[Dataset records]

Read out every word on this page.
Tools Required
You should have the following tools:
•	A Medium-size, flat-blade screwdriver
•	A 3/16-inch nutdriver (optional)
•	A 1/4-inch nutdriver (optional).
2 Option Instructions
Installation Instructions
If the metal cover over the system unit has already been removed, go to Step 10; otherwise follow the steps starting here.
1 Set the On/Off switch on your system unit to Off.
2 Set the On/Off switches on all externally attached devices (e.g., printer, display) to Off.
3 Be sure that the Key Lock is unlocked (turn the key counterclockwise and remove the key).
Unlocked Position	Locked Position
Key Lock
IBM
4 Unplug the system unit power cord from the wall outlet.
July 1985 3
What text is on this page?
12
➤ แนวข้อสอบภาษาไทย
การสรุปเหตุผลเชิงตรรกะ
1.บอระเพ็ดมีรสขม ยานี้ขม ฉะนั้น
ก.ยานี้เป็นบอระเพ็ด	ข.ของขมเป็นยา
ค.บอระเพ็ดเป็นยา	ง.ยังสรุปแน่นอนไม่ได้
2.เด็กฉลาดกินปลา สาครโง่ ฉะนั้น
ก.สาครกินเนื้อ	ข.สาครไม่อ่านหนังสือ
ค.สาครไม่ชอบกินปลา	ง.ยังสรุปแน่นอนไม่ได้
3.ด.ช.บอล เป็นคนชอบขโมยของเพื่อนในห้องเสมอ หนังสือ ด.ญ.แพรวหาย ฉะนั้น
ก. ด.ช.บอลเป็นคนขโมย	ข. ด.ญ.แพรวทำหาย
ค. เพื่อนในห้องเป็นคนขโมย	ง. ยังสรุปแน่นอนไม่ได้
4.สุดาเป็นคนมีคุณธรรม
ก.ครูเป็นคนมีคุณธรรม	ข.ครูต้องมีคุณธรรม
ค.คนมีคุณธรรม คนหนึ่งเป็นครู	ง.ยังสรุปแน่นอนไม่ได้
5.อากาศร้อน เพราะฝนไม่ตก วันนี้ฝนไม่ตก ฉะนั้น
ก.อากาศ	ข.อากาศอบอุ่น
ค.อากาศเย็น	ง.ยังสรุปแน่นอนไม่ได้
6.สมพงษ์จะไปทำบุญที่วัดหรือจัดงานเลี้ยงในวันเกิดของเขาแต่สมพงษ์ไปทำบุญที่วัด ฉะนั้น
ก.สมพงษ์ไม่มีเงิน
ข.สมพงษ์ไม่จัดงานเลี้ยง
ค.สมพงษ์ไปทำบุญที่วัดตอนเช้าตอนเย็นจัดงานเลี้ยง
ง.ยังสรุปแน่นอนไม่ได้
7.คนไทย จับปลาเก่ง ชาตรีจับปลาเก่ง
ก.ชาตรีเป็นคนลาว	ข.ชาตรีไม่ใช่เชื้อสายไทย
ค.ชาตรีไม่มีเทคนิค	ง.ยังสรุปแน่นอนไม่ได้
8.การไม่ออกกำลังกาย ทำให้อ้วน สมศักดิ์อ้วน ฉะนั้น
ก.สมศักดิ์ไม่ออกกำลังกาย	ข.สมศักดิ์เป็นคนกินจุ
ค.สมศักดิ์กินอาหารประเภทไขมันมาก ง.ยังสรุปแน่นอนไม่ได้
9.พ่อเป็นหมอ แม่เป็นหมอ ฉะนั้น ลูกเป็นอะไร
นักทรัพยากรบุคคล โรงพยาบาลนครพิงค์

[TASK REQUIREMENTS] Show each line of the listing that holds the string "page".

[SOLUTION FOR THIS PROBLEM]
Read out every word on this page.
What text is on this page?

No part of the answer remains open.